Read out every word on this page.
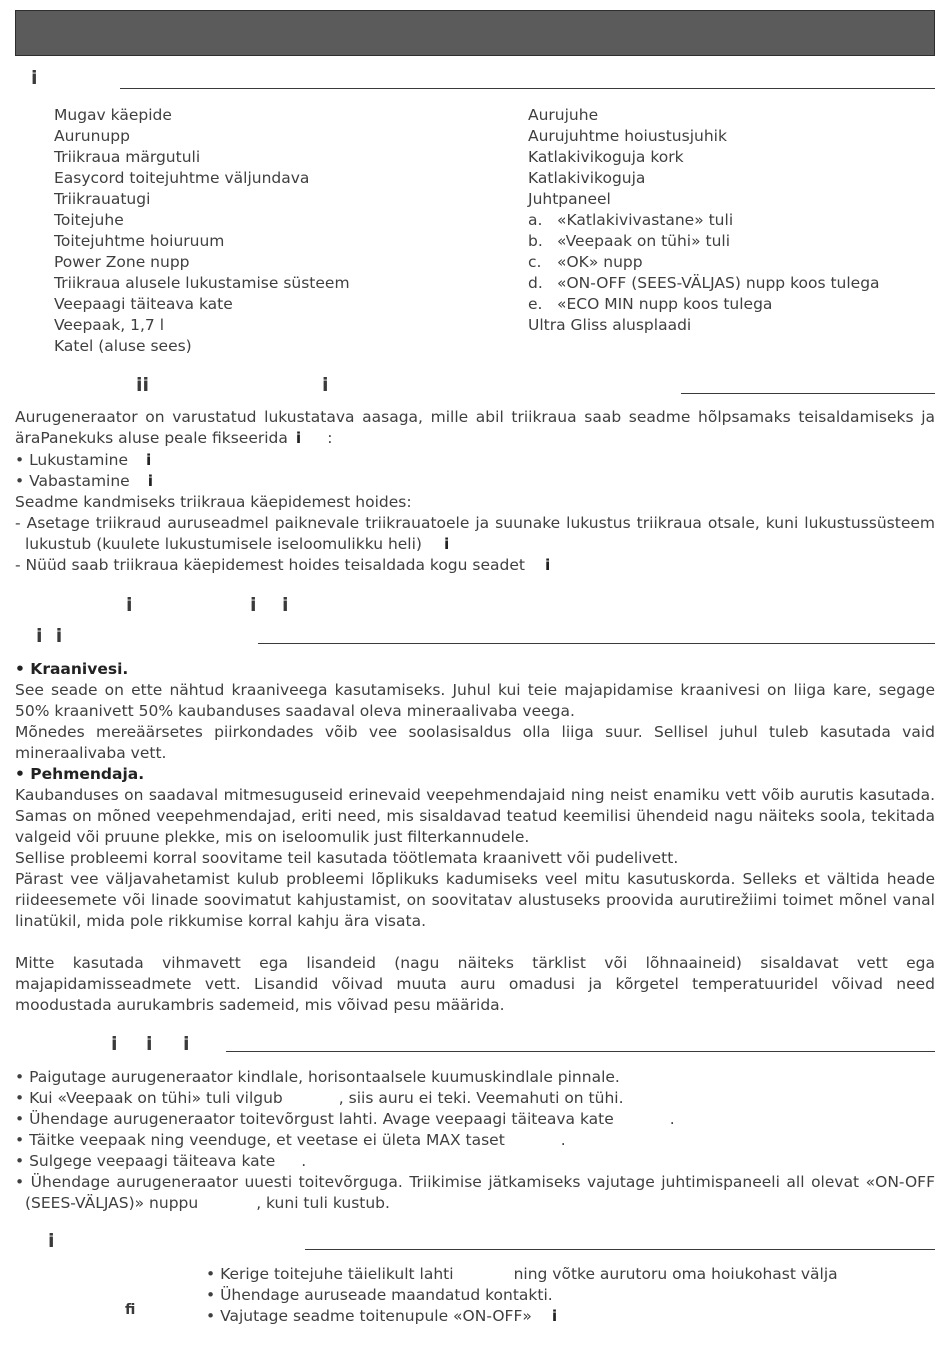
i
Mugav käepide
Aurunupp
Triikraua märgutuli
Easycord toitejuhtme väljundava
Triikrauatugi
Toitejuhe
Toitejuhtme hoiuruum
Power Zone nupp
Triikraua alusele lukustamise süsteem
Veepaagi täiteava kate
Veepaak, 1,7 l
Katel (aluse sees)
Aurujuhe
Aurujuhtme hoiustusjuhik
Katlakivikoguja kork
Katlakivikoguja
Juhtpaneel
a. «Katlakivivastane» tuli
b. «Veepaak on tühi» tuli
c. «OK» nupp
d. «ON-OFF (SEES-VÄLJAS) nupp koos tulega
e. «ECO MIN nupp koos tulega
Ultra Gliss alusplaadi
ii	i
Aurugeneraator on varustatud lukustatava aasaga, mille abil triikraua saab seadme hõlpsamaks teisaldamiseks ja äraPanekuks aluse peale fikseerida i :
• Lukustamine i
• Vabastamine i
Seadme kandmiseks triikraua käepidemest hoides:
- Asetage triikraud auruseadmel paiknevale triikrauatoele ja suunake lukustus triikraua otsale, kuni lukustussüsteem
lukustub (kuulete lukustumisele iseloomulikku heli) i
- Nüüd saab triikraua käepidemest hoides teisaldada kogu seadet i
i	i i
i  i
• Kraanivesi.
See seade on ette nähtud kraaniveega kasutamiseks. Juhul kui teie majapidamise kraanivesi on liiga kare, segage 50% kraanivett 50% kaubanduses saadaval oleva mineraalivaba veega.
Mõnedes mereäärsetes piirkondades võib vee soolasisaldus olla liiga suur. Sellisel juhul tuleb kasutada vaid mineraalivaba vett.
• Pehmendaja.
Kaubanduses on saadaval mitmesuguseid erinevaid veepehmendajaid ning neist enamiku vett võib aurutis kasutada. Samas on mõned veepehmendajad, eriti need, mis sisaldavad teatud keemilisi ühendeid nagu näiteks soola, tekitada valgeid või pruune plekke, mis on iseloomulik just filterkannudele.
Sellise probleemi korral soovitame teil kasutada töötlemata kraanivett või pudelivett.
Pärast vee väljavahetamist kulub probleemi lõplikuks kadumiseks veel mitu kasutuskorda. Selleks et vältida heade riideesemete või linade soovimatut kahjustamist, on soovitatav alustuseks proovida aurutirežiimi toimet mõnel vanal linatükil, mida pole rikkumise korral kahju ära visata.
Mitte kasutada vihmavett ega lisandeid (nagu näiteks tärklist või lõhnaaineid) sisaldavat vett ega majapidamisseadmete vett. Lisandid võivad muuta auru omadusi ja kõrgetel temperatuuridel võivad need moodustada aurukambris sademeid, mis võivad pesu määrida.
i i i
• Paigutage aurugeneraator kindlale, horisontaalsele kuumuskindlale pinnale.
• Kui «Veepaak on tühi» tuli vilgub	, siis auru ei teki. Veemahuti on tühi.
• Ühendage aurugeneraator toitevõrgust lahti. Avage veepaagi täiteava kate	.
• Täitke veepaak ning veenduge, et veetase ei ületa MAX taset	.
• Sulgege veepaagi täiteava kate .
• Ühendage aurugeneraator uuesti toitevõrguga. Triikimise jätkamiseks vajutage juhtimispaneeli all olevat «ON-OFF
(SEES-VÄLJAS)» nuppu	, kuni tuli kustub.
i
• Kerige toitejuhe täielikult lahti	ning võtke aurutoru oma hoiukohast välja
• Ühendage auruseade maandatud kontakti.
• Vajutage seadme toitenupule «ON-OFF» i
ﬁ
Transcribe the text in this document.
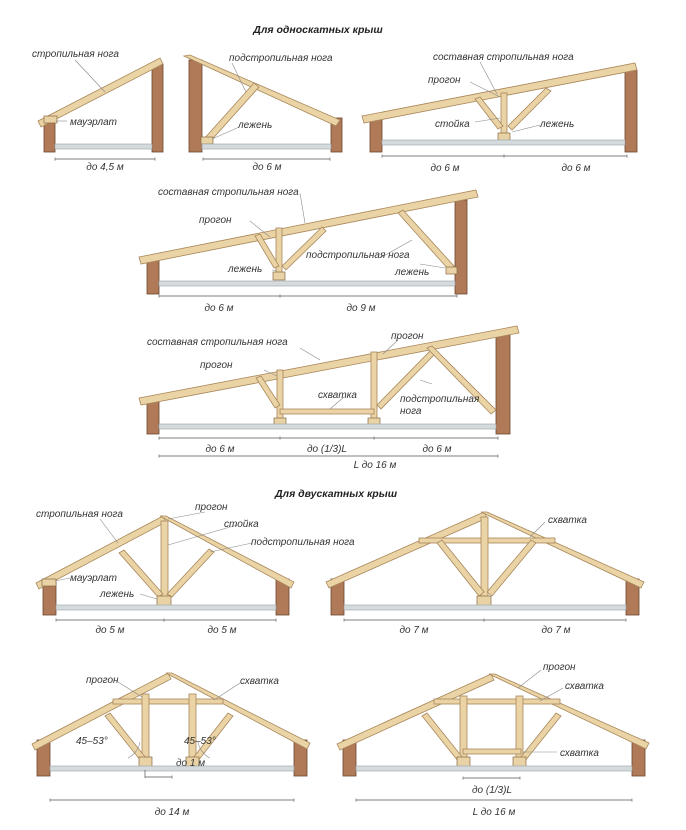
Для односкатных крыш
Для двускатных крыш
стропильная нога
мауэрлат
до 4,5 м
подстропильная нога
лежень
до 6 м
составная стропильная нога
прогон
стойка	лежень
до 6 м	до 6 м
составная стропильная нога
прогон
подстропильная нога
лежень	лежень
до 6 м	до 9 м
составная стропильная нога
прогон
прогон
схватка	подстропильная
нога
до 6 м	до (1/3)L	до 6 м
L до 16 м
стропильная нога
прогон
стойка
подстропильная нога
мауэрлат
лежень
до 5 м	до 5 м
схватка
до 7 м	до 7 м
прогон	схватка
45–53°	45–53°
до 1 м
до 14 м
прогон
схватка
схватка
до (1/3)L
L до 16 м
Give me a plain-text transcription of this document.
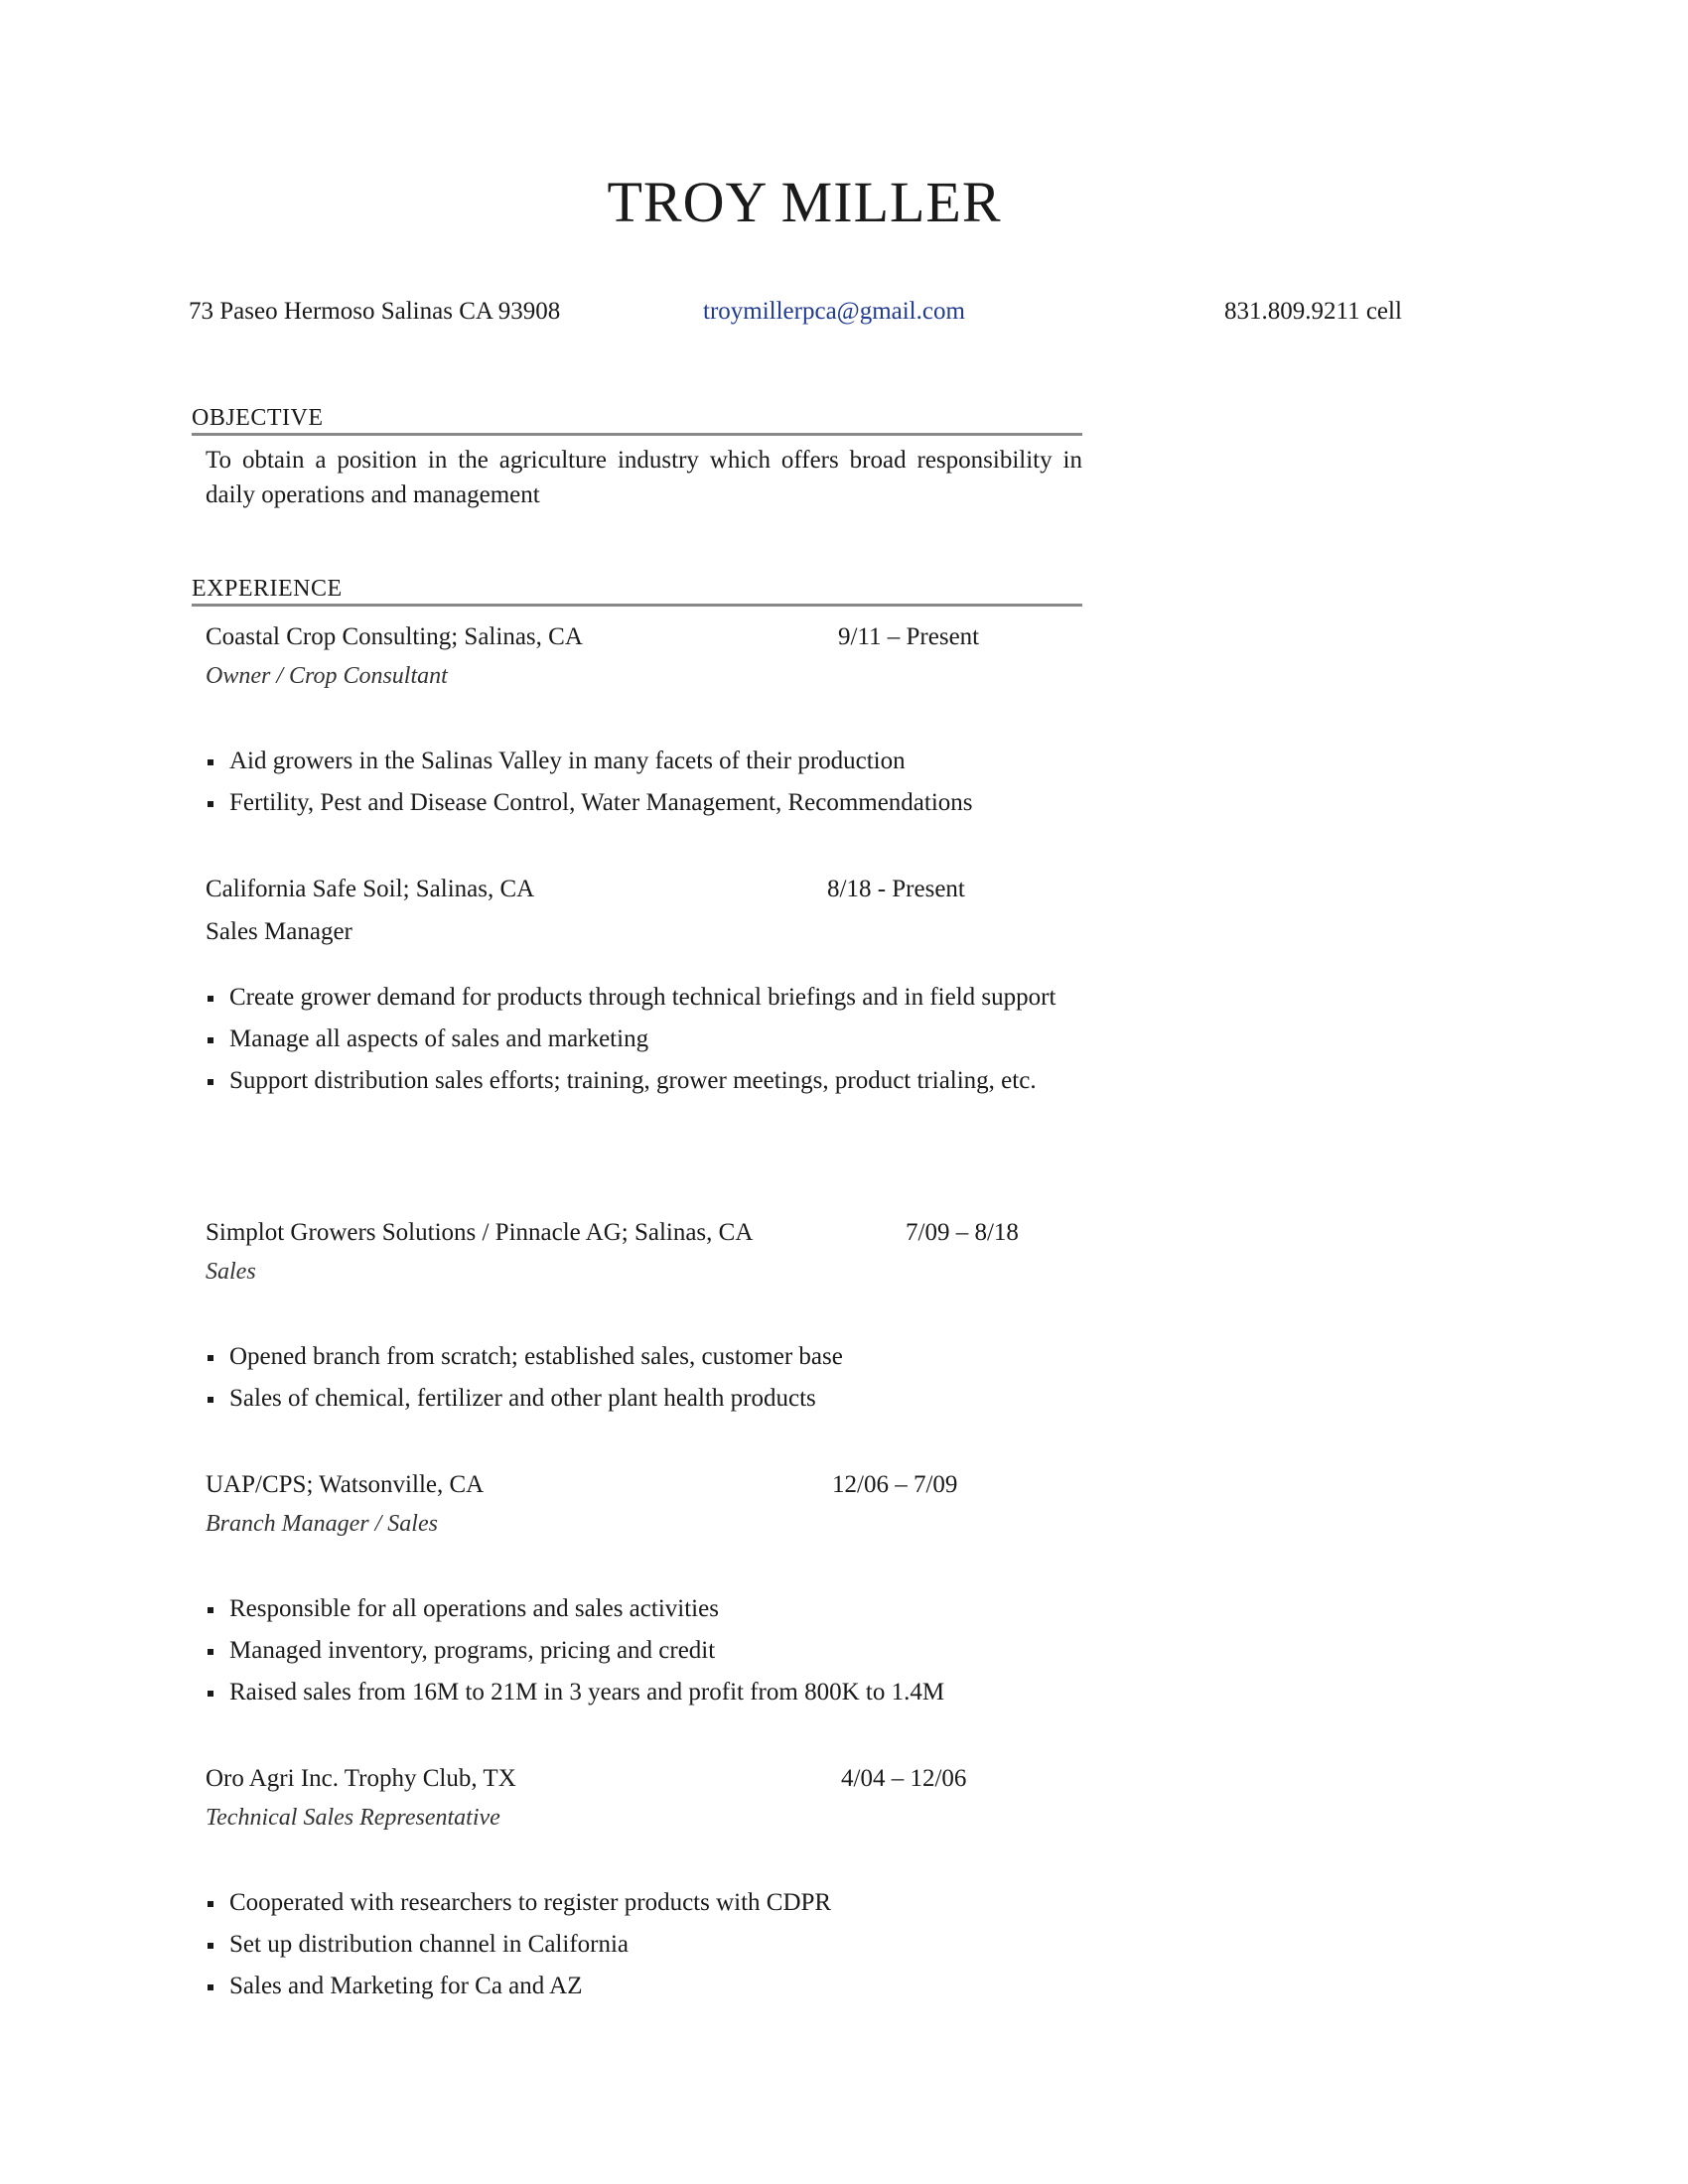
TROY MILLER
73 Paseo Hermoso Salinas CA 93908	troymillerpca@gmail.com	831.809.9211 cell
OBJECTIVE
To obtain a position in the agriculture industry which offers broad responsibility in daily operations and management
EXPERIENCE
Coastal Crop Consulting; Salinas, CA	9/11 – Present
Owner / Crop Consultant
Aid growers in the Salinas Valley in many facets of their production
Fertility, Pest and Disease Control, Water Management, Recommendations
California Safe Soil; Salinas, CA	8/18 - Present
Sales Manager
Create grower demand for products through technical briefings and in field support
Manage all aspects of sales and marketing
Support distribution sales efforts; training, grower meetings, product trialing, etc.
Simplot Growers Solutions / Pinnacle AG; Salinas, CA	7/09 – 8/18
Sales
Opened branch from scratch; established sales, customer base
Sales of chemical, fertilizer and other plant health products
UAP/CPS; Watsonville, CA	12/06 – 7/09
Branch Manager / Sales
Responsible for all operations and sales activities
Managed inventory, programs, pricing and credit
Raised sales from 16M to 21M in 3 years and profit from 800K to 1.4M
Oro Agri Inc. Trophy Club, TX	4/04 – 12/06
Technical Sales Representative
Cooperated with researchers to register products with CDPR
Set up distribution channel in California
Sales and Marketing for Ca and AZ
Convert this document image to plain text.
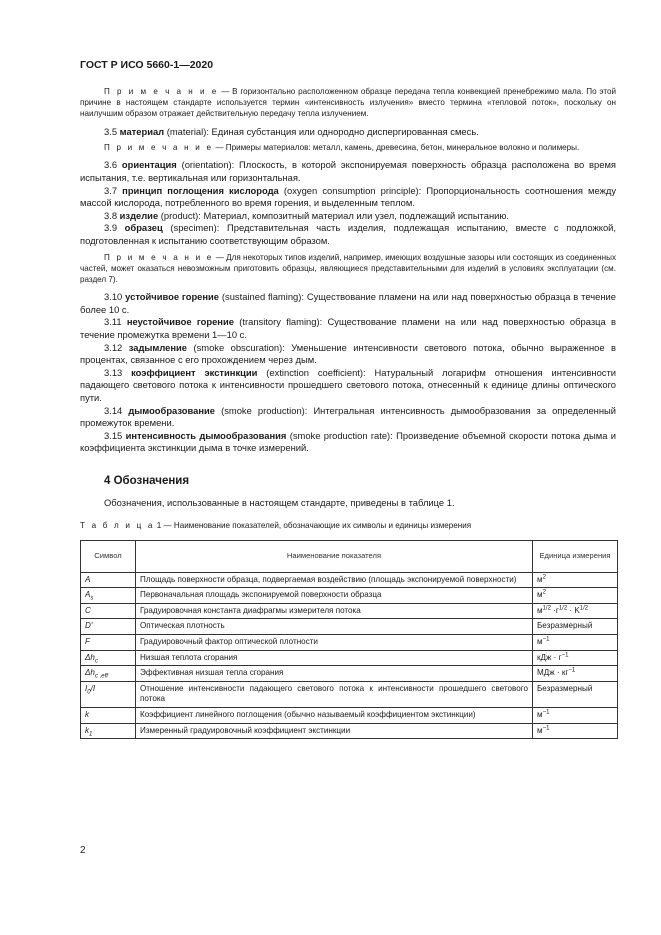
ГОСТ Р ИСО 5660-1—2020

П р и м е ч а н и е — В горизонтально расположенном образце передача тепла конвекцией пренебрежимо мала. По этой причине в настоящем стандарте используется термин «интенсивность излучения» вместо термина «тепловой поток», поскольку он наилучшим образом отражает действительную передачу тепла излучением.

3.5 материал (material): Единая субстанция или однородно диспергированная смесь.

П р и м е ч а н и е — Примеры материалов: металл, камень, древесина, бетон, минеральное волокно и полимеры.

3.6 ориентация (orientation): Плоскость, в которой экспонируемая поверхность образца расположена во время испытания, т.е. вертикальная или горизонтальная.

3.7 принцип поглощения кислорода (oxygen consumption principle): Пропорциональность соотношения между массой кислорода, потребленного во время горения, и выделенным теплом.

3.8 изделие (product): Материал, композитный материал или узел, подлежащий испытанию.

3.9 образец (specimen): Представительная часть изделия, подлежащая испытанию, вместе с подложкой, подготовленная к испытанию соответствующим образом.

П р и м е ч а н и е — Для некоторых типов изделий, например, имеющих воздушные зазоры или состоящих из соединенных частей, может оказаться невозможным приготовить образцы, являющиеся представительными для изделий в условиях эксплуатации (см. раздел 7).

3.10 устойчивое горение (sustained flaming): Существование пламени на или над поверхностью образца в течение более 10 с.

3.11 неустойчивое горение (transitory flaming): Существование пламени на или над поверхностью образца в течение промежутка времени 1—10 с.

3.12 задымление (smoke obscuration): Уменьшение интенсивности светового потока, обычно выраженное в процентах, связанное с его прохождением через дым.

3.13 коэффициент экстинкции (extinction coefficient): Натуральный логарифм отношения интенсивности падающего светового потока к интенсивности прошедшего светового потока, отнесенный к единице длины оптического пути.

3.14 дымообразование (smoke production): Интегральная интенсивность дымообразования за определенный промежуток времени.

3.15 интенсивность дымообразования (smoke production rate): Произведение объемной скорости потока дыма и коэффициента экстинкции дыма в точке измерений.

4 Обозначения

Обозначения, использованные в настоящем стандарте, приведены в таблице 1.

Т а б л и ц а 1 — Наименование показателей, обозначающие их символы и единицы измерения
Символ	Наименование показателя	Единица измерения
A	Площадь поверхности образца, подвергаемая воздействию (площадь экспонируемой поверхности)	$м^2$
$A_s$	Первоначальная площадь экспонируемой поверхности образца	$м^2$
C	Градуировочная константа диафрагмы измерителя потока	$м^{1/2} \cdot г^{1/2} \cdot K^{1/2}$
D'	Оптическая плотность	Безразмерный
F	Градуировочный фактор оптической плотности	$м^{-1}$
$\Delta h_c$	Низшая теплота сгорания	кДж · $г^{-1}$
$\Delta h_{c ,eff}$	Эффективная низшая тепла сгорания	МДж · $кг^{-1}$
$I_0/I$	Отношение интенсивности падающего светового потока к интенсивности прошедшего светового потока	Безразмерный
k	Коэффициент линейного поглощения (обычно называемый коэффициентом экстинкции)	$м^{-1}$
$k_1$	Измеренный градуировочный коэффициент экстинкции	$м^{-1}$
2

_PROMPT_. Read through the entries and copy each line in which "näiteks" appears.

_ANSWER TO THIS PROBLEM_.
Kaubanduses on saadaval mitmesuguseid erinevaid veepehmendajaid ning neist enamiku vett võib aurutis kasutada. Samas on mõned veepehmendajad, eriti need, mis sisaldavad teatud keemilisi ühendeid nagu näiteks soola, tekitada valgeid või pruune plekke, mis on iseloomulik just filterkannudele.
Mitte kasutada vihmavett ega lisandeid (nagu näiteks tärklist või lõhnaaineid) sisaldavat vett ega majapidamisseadmete vett. Lisandid võivad muuta auru omadusi ja kõrgetel temperatuuridel võivad need moodustada aurukambris sademeid, mis võivad pesu määrida.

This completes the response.